___ GIVEN INFORMATION
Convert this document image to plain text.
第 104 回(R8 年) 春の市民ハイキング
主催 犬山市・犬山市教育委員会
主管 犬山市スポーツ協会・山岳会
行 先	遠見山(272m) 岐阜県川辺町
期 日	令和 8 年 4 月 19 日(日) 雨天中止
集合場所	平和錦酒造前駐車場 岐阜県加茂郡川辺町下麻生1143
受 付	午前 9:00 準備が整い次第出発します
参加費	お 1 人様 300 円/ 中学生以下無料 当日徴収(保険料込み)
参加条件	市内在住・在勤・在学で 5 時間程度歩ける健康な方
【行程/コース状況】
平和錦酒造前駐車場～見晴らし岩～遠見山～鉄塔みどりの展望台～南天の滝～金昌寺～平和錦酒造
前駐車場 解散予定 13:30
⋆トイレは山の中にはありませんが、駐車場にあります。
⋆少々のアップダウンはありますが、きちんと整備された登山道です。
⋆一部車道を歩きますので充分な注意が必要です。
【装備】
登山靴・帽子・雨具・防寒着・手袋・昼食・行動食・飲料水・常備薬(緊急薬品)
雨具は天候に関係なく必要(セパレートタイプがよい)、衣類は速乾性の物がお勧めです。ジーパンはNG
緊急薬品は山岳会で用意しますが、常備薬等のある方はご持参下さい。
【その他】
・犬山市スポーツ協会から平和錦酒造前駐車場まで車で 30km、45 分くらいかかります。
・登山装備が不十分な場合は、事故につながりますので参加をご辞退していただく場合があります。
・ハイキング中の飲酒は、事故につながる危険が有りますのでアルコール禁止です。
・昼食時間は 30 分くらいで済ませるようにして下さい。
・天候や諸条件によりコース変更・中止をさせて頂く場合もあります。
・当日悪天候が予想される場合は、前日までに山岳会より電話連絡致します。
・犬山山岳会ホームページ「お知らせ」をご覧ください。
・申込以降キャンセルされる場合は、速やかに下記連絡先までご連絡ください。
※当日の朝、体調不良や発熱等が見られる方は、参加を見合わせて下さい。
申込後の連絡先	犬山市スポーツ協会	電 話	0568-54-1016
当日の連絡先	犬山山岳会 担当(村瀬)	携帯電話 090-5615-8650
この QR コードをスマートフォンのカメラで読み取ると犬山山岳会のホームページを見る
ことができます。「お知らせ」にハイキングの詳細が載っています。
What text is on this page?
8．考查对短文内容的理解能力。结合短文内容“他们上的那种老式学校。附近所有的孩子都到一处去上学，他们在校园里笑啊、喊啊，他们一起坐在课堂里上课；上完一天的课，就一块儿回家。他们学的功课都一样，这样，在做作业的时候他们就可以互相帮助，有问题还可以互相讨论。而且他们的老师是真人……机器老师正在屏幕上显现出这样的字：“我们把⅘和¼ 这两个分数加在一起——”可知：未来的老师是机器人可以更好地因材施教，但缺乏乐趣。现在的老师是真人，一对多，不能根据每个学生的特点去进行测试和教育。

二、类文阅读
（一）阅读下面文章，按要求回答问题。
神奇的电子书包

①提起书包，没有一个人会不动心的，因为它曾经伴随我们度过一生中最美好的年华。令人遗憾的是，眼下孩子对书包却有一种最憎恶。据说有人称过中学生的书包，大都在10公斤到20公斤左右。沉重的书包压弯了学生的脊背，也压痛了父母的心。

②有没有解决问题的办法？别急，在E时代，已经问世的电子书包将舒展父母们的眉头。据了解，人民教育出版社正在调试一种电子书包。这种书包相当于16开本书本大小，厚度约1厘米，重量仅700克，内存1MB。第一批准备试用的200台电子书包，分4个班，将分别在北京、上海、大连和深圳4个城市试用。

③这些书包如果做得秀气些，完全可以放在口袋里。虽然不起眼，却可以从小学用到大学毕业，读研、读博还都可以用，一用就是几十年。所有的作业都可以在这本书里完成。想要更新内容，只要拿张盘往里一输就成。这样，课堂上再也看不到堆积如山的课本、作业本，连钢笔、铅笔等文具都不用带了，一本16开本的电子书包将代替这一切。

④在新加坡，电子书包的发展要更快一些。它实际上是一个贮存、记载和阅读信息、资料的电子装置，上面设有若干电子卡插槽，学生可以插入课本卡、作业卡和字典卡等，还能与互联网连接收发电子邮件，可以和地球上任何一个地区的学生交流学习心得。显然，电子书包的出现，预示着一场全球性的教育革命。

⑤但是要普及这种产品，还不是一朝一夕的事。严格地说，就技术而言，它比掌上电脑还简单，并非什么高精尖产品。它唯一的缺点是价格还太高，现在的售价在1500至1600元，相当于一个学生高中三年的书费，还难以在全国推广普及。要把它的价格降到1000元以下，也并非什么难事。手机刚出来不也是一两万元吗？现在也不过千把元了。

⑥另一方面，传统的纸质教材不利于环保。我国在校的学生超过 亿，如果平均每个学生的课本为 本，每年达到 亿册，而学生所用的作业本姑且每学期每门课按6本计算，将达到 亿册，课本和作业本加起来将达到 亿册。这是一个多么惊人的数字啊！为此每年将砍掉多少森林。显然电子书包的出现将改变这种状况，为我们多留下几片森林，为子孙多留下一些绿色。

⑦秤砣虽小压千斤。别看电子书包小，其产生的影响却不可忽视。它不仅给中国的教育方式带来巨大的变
______
> _WHAT THE TASK REQUIRES_:
Every line above should be retyped exactly as given.

> _SOLUTION_:
Convert this document image to plain text.
第 104 回(R8 年) 春の市民ハイキング
主催 犬山市・犬山市教育委員会
主管 犬山市スポーツ協会・山岳会
行 先	遠見山(272m) 岐阜県川辺町
期 日	令和 8 年 4 月 19 日(日) 雨天中止
集合場所	平和錦酒造前駐車場 岐阜県加茂郡川辺町下麻生1143
受 付	午前 9:00 準備が整い次第出発します
参加費	お 1 人様 300 円/ 中学生以下無料 当日徴収(保険料込み)
参加条件	市内在住・在勤・在学で 5 時間程度歩ける健康な方
【行程/コース状況】
平和錦酒造前駐車場～見晴らし岩～遠見山～鉄塔みどりの展望台～南天の滝～金昌寺～平和錦酒造
前駐車場 解散予定 13:30
⋆トイレは山の中にはありませんが、駐車場にあります。
⋆少々のアップダウンはありますが、きちんと整備された登山道です。
⋆一部車道を歩きますので充分な注意が必要です。
【装備】
登山靴・帽子・雨具・防寒着・手袋・昼食・行動食・飲料水・常備薬(緊急薬品)
雨具は天候に関係なく必要(セパレートタイプがよい)、衣類は速乾性の物がお勧めです。ジーパンはNG
緊急薬品は山岳会で用意しますが、常備薬等のある方はご持参下さい。
【その他】
・犬山市スポーツ協会から平和錦酒造前駐車場まで車で 30km、45 分くらいかかります。
・登山装備が不十分な場合は、事故につながりますので参加をご辞退していただく場合があります。
・ハイキング中の飲酒は、事故につながる危険が有りますのでアルコール禁止です。
・昼食時間は 30 分くらいで済ませるようにして下さい。
・天候や諸条件によりコース変更・中止をさせて頂く場合もあります。
・当日悪天候が予想される場合は、前日までに山岳会より電話連絡致します。
・犬山山岳会ホームページ「お知らせ」をご覧ください。
・申込以降キャンセルされる場合は、速やかに下記連絡先までご連絡ください。
※当日の朝、体調不良や発熱等が見られる方は、参加を見合わせて下さい。
申込後の連絡先	犬山市スポーツ協会	電 話	0568-54-1016
当日の連絡先	犬山山岳会 担当(村瀬)	携帯電話 090-5615-8650
この QR コードをスマートフォンのカメラで読み取ると犬山山岳会のホームページを見る
ことができます。「お知らせ」にハイキングの詳細が載っています。
What text is on this page?
8．考查对短文内容的理解能力。结合短文内容“他们上的那种老式学校。附近所有的孩子都到一处去上学，他们在校园里笑啊、喊啊，他们一起坐在课堂里上课；上完一天的课，就一块儿回家。他们学的功课都一样，这样，在做作业的时候他们就可以互相帮助，有问题还可以互相讨论。而且他们的老师是真人……机器老师正在屏幕上显现出这样的字：“我们把⅘和¼ 这两个分数加在一起——”可知：未来的老师是机器人可以更好地因材施教，但缺乏乐趣。现在的老师是真人，一对多，不能根据每个学生的特点去进行测试和教育。

二、类文阅读
（一）阅读下面文章，按要求回答问题。
神奇的电子书包

①提起书包，没有一个人会不动心的，因为它曾经伴随我们度过一生中最美好的年华。令人遗憾的是，眼下孩子对书包却有一种最憎恶。据说有人称过中学生的书包，大都在10公斤到20公斤左右。沉重的书包压弯了学生的脊背，也压痛了父母的心。

②有没有解决问题的办法？别急，在E时代，已经问世的电子书包将舒展父母们的眉头。据了解，人民教育出版社正在调试一种电子书包。这种书包相当于16开本书本大小，厚度约1厘米，重量仅700克，内存1MB。第一批准备试用的200台电子书包，分4个班，将分别在北京、上海、大连和深圳4个城市试用。

③这些书包如果做得秀气些，完全可以放在口袋里。虽然不起眼，却可以从小学用到大学毕业，读研、读博还都可以用，一用就是几十年。所有的作业都可以在这本书里完成。想要更新内容，只要拿张盘往里一输就成。这样，课堂上再也看不到堆积如山的课本、作业本，连钢笔、铅笔等文具都不用带了，一本16开本的电子书包将代替这一切。

④在新加坡，电子书包的发展要更快一些。它实际上是一个贮存、记载和阅读信息、资料的电子装置，上面设有若干电子卡插槽，学生可以插入课本卡、作业卡和字典卡等，还能与互联网连接收发电子邮件，可以和地球上任何一个地区的学生交流学习心得。显然，电子书包的出现，预示着一场全球性的教育革命。

⑤但是要普及这种产品，还不是一朝一夕的事。严格地说，就技术而言，它比掌上电脑还简单，并非什么高精尖产品。它唯一的缺点是价格还太高，现在的售价在1500至1600元，相当于一个学生高中三年的书费，还难以在全国推广普及。要把它的价格降到1000元以下，也并非什么难事。手机刚出来不也是一两万元吗？现在也不过千把元了。

⑥另一方面，传统的纸质教材不利于环保。我国在校的学生超过 亿，如果平均每个学生的课本为 本，每年达到 亿册，而学生所用的作业本姑且每学期每门课按6本计算，将达到 亿册，课本和作业本加起来将达到 亿册。这是一个多么惊人的数字啊！为此每年将砍掉多少森林。显然电子书包的出现将改变这种状况，为我们多留下几片森林，为子孙多留下一些绿色。

⑦秤砣虽小压千斤。别看电子书包小，其产生的影响却不可忽视。它不仅给中国的教育方式带来巨大的变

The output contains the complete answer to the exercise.